● The problem
Return each line containing "Agregar".

● Excerpted records
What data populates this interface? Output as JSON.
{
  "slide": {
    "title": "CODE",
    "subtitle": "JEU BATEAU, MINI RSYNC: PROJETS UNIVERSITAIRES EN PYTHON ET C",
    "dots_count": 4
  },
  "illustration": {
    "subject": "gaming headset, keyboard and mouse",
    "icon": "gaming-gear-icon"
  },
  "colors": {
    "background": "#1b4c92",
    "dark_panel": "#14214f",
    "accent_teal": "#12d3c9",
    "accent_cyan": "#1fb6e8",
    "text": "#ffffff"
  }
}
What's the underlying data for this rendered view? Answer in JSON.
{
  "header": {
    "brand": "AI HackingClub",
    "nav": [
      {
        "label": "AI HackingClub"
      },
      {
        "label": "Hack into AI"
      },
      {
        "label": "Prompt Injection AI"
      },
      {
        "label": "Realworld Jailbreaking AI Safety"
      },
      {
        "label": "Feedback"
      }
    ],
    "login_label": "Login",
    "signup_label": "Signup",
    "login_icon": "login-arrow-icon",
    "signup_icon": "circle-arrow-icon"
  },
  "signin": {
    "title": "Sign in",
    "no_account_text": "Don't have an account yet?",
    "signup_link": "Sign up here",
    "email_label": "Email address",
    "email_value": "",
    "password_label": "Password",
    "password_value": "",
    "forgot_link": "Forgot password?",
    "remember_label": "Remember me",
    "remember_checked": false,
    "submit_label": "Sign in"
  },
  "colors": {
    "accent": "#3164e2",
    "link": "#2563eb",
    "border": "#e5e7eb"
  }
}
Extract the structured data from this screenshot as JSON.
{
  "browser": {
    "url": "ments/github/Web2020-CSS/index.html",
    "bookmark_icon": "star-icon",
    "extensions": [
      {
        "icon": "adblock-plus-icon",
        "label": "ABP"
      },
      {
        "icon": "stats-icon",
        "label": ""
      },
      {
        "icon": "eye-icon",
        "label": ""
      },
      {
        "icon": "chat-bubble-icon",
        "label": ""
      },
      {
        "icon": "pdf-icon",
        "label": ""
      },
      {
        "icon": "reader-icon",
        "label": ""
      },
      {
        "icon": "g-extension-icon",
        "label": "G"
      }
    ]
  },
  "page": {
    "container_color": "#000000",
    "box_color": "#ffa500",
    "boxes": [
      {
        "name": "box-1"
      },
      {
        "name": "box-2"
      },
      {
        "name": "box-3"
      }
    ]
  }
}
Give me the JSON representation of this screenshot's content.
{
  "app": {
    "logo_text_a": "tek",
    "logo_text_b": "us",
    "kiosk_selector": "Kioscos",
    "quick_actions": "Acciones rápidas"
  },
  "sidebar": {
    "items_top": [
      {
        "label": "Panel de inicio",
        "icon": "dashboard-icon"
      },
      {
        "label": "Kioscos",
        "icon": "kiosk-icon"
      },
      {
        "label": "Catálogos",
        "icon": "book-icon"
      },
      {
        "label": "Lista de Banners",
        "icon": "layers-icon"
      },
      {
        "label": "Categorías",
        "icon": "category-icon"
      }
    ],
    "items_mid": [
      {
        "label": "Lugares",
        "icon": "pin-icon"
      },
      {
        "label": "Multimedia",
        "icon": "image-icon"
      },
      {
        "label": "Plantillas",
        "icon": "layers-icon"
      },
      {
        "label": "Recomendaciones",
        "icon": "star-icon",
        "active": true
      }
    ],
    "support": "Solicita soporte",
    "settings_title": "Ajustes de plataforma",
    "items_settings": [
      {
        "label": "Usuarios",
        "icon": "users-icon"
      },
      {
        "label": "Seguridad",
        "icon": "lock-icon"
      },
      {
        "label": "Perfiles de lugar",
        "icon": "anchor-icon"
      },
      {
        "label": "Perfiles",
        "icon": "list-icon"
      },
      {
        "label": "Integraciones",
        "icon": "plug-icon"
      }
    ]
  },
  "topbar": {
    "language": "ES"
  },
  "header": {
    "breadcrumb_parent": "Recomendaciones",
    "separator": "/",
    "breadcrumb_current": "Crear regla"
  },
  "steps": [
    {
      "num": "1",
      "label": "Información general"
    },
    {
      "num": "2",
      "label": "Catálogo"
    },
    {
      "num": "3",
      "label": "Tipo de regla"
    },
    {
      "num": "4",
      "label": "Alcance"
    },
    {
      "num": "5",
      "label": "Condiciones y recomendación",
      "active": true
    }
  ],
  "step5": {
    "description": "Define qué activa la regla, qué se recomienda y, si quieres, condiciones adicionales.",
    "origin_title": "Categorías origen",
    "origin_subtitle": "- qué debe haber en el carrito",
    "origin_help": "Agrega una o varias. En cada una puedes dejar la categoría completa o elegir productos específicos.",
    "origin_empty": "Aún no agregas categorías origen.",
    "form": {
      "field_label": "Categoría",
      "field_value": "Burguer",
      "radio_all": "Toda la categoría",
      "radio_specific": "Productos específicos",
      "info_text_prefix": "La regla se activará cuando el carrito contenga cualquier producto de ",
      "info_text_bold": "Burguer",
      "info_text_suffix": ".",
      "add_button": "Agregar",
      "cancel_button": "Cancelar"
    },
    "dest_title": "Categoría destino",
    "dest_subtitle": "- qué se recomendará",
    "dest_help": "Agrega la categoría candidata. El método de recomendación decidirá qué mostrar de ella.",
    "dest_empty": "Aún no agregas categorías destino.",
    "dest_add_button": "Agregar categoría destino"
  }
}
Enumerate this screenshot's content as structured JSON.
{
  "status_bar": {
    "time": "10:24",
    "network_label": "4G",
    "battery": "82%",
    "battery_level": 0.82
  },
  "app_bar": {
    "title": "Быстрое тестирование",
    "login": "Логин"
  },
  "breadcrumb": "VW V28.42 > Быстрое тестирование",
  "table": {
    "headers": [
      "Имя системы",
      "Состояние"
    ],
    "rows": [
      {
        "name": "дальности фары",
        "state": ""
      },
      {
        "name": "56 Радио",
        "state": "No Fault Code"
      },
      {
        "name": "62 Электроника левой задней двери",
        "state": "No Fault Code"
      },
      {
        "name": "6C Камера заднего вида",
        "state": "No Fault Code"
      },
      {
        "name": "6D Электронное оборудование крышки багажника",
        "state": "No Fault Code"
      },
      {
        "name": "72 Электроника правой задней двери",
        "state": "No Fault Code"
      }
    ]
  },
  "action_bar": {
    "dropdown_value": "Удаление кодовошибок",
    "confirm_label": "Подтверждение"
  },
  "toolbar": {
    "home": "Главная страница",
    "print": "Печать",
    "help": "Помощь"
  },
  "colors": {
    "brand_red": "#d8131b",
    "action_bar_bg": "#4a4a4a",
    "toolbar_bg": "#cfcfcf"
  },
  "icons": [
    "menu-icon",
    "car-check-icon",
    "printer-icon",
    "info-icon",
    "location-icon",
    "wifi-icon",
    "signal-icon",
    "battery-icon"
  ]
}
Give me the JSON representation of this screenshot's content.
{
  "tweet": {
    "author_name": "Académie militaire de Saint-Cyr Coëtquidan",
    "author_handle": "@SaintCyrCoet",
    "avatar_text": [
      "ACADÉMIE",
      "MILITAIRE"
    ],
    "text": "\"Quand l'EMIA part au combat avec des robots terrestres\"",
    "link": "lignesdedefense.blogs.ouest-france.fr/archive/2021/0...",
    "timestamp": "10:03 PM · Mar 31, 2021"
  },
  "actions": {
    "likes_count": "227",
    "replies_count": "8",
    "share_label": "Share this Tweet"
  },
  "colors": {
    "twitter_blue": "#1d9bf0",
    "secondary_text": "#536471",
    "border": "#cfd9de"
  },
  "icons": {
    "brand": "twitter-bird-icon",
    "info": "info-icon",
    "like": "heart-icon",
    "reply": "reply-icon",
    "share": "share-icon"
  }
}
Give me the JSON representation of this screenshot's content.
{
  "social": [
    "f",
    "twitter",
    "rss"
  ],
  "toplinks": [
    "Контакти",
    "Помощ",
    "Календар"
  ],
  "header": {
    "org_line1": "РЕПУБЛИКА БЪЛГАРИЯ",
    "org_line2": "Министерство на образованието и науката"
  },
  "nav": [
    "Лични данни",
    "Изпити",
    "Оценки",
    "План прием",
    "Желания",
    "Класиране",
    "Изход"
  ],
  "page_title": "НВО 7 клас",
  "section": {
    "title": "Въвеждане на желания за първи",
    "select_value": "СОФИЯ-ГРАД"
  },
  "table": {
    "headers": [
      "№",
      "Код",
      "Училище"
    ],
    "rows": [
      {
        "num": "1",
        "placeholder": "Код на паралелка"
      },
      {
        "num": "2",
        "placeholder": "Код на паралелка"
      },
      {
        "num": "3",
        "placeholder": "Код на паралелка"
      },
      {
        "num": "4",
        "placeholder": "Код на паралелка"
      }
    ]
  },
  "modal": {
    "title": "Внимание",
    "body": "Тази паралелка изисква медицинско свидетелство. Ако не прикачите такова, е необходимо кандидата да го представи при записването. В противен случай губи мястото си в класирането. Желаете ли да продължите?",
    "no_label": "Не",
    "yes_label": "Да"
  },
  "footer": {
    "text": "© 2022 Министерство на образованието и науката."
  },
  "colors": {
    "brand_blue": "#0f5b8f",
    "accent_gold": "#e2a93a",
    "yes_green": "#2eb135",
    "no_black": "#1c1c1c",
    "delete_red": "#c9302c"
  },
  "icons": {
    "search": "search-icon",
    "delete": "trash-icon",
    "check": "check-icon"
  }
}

● Complete output
      "add_button": "Agregar",
    "dest_add_button": "Agregar categoría destino"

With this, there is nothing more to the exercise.